**RECORDED INFORMATION**.

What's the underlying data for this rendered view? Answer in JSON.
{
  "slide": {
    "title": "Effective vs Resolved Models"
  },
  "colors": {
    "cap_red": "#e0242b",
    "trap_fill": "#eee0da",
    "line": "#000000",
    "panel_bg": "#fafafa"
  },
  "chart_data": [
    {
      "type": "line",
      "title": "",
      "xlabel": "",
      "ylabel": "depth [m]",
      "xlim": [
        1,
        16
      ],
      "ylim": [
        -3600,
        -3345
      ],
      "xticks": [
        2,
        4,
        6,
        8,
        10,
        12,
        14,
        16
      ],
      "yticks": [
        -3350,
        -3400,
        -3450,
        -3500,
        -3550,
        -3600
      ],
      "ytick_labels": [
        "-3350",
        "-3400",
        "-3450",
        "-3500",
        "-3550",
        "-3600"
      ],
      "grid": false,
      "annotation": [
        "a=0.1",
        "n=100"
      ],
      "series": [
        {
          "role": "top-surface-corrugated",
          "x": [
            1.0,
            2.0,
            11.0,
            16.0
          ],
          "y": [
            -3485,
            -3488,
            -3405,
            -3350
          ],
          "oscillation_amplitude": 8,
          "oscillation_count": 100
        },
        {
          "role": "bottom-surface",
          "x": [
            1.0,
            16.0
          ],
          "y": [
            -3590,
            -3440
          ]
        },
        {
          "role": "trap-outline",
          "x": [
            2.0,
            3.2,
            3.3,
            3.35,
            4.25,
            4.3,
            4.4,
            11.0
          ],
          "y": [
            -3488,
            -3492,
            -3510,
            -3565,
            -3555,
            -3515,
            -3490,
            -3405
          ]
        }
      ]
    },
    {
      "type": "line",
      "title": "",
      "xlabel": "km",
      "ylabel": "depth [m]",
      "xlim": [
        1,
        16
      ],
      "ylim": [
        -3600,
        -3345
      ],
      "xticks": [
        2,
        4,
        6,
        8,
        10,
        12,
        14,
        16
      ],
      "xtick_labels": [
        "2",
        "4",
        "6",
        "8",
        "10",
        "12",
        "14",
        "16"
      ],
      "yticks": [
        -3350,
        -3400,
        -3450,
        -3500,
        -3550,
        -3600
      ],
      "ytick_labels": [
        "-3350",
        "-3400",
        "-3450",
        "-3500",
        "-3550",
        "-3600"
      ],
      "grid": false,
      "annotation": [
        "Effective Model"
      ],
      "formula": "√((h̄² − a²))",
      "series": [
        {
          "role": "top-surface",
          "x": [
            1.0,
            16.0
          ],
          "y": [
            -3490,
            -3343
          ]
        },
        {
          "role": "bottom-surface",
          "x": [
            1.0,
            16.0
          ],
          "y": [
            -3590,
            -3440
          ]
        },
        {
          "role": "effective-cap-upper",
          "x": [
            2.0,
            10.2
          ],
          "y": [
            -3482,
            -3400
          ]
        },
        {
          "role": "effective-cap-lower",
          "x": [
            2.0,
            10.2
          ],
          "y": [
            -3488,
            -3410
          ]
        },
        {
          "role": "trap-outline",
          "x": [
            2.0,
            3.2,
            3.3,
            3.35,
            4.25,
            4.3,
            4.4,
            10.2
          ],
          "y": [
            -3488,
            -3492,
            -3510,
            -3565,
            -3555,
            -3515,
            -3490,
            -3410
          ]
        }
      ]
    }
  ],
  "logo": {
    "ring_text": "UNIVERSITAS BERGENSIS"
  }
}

**WHAT THE TASK ASKS**. Copy every line verbatim.

**THE SOLUTION**.
What's the underlying data for this rendered view? Answer in JSON.
{
  "slide": {
    "title": "Effective vs Resolved Models"
  },
  "colors": {
    "cap_red": "#e0242b",
    "trap_fill": "#eee0da",
    "line": "#000000",
    "panel_bg": "#fafafa"
  },
  "chart_data": [
    {
      "type": "line",
      "title": "",
      "xlabel": "",
      "ylabel": "depth [m]",
      "xlim": [
        1,
        16
      ],
      "ylim": [
        -3600,
        -3345
      ],
      "xticks": [
        2,
        4,
        6,
        8,
        10,
        12,
        14,
        16
      ],
      "yticks": [
        -3350,
        -3400,
        -3450,
        -3500,
        -3550,
        -3600
      ],
      "ytick_labels": [
        "-3350",
        "-3400",
        "-3450",
        "-3500",
        "-3550",
        "-3600"
      ],
      "grid": false,
      "annotation": [
        "a=0.1",
        "n=100"
      ],
      "series": [
        {
          "role": "top-surface-corrugated",
          "x": [
            1.0,
            2.0,
            11.0,
            16.0
          ],
          "y": [
            -3485,
            -3488,
            -3405,
            -3350
          ],
          "oscillation_amplitude": 8,
          "oscillation_count": 100
        },
        {
          "role": "bottom-surface",
          "x": [
            1.0,
            16.0
          ],
          "y": [
            -3590,
            -3440
          ]
        },
        {
          "role": "trap-outline",
          "x": [
            2.0,
            3.2,
            3.3,
            3.35,
            4.25,
            4.3,
            4.4,
            11.0
          ],
          "y": [
            -3488,
            -3492,
            -3510,
            -3565,
            -3555,
            -3515,
            -3490,
            -3405
          ]
        }
      ]
    },
    {
      "type": "line",
      "title": "",
      "xlabel": "km",
      "ylabel": "depth [m]",
      "xlim": [
        1,
        16
      ],
      "ylim": [
        -3600,
        -3345
      ],
      "xticks": [
        2,
        4,
        6,
        8,
        10,
        12,
        14,
        16
      ],
      "xtick_labels": [
        "2",
        "4",
        "6",
        "8",
        "10",
        "12",
        "14",
        "16"
      ],
      "yticks": [
        -3350,
        -3400,
        -3450,
        -3500,
        -3550,
        -3600
      ],
      "ytick_labels": [
        "-3350",
        "-3400",
        "-3450",
        "-3500",
        "-3550",
        "-3600"
      ],
      "grid": false,
      "annotation": [
        "Effective Model"
      ],
      "formula": "√((h̄² − a²))",
      "series": [
        {
          "role": "top-surface",
          "x": [
            1.0,
            16.0
          ],
          "y": [
            -3490,
            -3343
          ]
        },
        {
          "role": "bottom-surface",
          "x": [
            1.0,
            16.0
          ],
          "y": [
            -3590,
            -3440
          ]
        },
        {
          "role": "effective-cap-upper",
          "x": [
            2.0,
            10.2
          ],
          "y": [
            -3482,
            -3400
          ]
        },
        {
          "role": "effective-cap-lower",
          "x": [
            2.0,
            10.2
          ],
          "y": [
            -3488,
            -3410
          ]
        },
        {
          "role": "trap-outline",
          "x": [
            2.0,
            3.2,
            3.3,
            3.35,
            4.25,
            4.3,
            4.4,
            10.2
          ],
          "y": [
            -3488,
            -3492,
            -3510,
            -3565,
            -3555,
            -3515,
            -3490,
            -3410
          ]
        }
      ]
    }
  ],
  "logo": {
    "ring_text": "UNIVERSITAS BERGENSIS"
  }
}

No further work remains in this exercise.